Extract the complete data exactly as given.

-----

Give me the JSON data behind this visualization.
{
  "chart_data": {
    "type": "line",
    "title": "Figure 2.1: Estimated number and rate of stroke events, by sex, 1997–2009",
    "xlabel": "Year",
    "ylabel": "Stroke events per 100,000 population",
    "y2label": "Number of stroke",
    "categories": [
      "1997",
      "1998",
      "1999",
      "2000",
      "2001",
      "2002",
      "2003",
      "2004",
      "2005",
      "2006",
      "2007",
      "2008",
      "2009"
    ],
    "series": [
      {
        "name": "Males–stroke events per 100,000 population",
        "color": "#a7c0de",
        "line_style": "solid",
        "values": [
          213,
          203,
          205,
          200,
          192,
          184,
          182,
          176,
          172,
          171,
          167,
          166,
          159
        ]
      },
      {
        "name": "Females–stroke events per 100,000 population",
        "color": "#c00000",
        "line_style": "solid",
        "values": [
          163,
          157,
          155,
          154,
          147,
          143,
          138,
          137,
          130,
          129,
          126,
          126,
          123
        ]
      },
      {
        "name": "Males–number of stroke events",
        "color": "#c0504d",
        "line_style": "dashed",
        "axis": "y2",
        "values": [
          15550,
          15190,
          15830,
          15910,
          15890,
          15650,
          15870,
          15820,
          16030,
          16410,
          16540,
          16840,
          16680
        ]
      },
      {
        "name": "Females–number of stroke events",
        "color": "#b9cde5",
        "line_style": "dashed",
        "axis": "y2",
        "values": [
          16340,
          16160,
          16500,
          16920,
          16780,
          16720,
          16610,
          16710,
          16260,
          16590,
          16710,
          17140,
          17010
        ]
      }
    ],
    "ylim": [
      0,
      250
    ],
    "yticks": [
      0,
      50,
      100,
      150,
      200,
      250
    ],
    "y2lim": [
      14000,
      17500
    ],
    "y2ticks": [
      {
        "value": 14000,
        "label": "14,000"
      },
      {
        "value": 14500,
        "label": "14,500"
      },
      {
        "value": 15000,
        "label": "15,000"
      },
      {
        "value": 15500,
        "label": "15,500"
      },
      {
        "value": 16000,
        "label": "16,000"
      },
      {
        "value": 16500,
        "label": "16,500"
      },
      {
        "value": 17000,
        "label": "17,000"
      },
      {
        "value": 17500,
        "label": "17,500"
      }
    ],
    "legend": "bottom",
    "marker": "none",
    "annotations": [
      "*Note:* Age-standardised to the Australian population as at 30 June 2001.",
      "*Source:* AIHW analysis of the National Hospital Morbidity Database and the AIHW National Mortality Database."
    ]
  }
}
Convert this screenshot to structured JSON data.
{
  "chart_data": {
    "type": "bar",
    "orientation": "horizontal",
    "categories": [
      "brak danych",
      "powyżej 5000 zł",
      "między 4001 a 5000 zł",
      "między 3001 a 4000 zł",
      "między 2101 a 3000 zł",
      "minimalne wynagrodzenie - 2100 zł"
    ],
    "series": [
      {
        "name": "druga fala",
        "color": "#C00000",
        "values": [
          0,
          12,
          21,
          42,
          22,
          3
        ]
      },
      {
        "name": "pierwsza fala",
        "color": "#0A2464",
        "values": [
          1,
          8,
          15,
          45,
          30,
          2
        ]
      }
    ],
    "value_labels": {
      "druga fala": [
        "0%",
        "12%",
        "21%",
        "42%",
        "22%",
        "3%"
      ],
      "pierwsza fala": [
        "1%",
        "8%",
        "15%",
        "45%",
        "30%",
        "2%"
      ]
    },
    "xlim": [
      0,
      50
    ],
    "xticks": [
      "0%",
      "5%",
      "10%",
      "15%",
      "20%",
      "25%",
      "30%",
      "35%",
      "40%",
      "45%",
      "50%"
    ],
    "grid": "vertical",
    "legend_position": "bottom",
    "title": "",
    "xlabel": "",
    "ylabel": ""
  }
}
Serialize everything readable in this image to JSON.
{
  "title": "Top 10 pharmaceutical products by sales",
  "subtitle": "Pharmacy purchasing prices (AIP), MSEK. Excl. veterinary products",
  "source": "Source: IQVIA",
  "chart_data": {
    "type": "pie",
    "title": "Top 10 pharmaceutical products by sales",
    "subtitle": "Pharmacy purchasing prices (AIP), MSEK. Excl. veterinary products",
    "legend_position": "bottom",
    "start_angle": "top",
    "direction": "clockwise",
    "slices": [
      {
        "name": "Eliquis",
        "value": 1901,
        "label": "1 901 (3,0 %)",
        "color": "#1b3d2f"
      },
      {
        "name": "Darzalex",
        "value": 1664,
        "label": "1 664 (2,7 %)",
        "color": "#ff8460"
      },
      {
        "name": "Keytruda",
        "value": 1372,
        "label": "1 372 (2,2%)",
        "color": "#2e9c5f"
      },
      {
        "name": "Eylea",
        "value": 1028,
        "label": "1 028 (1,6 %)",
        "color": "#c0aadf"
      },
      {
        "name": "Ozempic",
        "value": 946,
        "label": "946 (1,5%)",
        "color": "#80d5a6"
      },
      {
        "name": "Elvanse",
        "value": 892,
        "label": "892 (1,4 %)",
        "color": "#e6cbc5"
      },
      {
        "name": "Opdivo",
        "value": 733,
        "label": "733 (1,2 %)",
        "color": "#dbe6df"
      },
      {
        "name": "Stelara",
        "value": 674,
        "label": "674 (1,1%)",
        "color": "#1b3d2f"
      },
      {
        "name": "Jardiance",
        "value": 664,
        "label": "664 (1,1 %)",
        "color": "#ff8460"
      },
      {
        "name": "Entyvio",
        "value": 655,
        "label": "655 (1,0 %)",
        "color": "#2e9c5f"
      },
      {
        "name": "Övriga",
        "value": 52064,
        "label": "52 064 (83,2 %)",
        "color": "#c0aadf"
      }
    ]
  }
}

-----

* _ANSWER FOR THE TASK_
Give me the JSON data behind this visualization.
{
  "chart_data": {
    "type": "line",
    "title": "Figure 2.1: Estimated number and rate of stroke events, by sex, 1997–2009",
    "xlabel": "Year",
    "ylabel": "Stroke events per 100,000 population",
    "y2label": "Number of stroke",
    "categories": [
      "1997",
      "1998",
      "1999",
      "2000",
      "2001",
      "2002",
      "2003",
      "2004",
      "2005",
      "2006",
      "2007",
      "2008",
      "2009"
    ],
    "series": [
      {
        "name": "Males–stroke events per 100,000 population",
        "color": "#a7c0de",
        "line_style": "solid",
        "values": [
          213,
          203,
          205,
          200,
          192,
          184,
          182,
          176,
          172,
          171,
          167,
          166,
          159
        ]
      },
      {
        "name": "Females–stroke events per 100,000 population",
        "color": "#c00000",
        "line_style": "solid",
        "values": [
          163,
          157,
          155,
          154,
          147,
          143,
          138,
          137,
          130,
          129,
          126,
          126,
          123
        ]
      },
      {
        "name": "Males–number of stroke events",
        "color": "#c0504d",
        "line_style": "dashed",
        "axis": "y2",
        "values": [
          15550,
          15190,
          15830,
          15910,
          15890,
          15650,
          15870,
          15820,
          16030,
          16410,
          16540,
          16840,
          16680
        ]
      },
      {
        "name": "Females–number of stroke events",
        "color": "#b9cde5",
        "line_style": "dashed",
        "axis": "y2",
        "values": [
          16340,
          16160,
          16500,
          16920,
          16780,
          16720,
          16610,
          16710,
          16260,
          16590,
          16710,
          17140,
          17010
        ]
      }
    ],
    "ylim": [
      0,
      250
    ],
    "yticks": [
      0,
      50,
      100,
      150,
      200,
      250
    ],
    "y2lim": [
      14000,
      17500
    ],
    "y2ticks": [
      {
        "value": 14000,
        "label": "14,000"
      },
      {
        "value": 14500,
        "label": "14,500"
      },
      {
        "value": 15000,
        "label": "15,000"
      },
      {
        "value": 15500,
        "label": "15,500"
      },
      {
        "value": 16000,
        "label": "16,000"
      },
      {
        "value": 16500,
        "label": "16,500"
      },
      {
        "value": 17000,
        "label": "17,000"
      },
      {
        "value": 17500,
        "label": "17,500"
      }
    ],
    "legend": "bottom",
    "marker": "none",
    "annotations": [
      "*Note:* Age-standardised to the Australian population as at 30 June 2001.",
      "*Source:* AIHW analysis of the National Hospital Morbidity Database and the AIHW National Mortality Database."
    ]
  }
}
Convert this screenshot to structured JSON data.
{
  "chart_data": {
    "type": "bar",
    "orientation": "horizontal",
    "categories": [
      "brak danych",
      "powyżej 5000 zł",
      "między 4001 a 5000 zł",
      "między 3001 a 4000 zł",
      "między 2101 a 3000 zł",
      "minimalne wynagrodzenie - 2100 zł"
    ],
    "series": [
      {
        "name": "druga fala",
        "color": "#C00000",
        "values": [
          0,
          12,
          21,
          42,
          22,
          3
        ]
      },
      {
        "name": "pierwsza fala",
        "color": "#0A2464",
        "values": [
          1,
          8,
          15,
          45,
          30,
          2
        ]
      }
    ],
    "value_labels": {
      "druga fala": [
        "0%",
        "12%",
        "21%",
        "42%",
        "22%",
        "3%"
      ],
      "pierwsza fala": [
        "1%",
        "8%",
        "15%",
        "45%",
        "30%",
        "2%"
      ]
    },
    "xlim": [
      0,
      50
    ],
    "xticks": [
      "0%",
      "5%",
      "10%",
      "15%",
      "20%",
      "25%",
      "30%",
      "35%",
      "40%",
      "45%",
      "50%"
    ],
    "grid": "vertical",
    "legend_position": "bottom",
    "title": "",
    "xlabel": "",
    "ylabel": ""
  }
}
Serialize everything readable in this image to JSON.
{
  "title": "Top 10 pharmaceutical products by sales",
  "subtitle": "Pharmacy purchasing prices (AIP), MSEK. Excl. veterinary products",
  "source": "Source: IQVIA",
  "chart_data": {
    "type": "pie",
    "title": "Top 10 pharmaceutical products by sales",
    "subtitle": "Pharmacy purchasing prices (AIP), MSEK. Excl. veterinary products",
    "legend_position": "bottom",
    "start_angle": "top",
    "direction": "clockwise",
    "slices": [
      {
        "name": "Eliquis",
        "value": 1901,
        "label": "1 901 (3,0 %)",
        "color": "#1b3d2f"
      },
      {
        "name": "Darzalex",
        "value": 1664,
        "label": "1 664 (2,7 %)",
        "color": "#ff8460"
      },
      {
        "name": "Keytruda",
        "value": 1372,
        "label": "1 372 (2,2%)",
        "color": "#2e9c5f"
      },
      {
        "name": "Eylea",
        "value": 1028,
        "label": "1 028 (1,6 %)",
        "color": "#c0aadf"
      },
      {
        "name": "Ozempic",
        "value": 946,
        "label": "946 (1,5%)",
        "color": "#80d5a6"
      },
      {
        "name": "Elvanse",
        "value": 892,
        "label": "892 (1,4 %)",
        "color": "#e6cbc5"
      },
      {
        "name": "Opdivo",
        "value": 733,
        "label": "733 (1,2 %)",
        "color": "#dbe6df"
      },
      {
        "name": "Stelara",
        "value": 674,
        "label": "674 (1,1%)",
        "color": "#1b3d2f"
      },
      {
        "name": "Jardiance",
        "value": 664,
        "label": "664 (1,1 %)",
        "color": "#ff8460"
      },
      {
        "name": "Entyvio",
        "value": 655,
        "label": "655 (1,0 %)",
        "color": "#2e9c5f"
      },
      {
        "name": "Övriga",
        "value": 52064,
        "label": "52 064 (83,2 %)",
        "color": "#c0aadf"
      }
    ]
  }
}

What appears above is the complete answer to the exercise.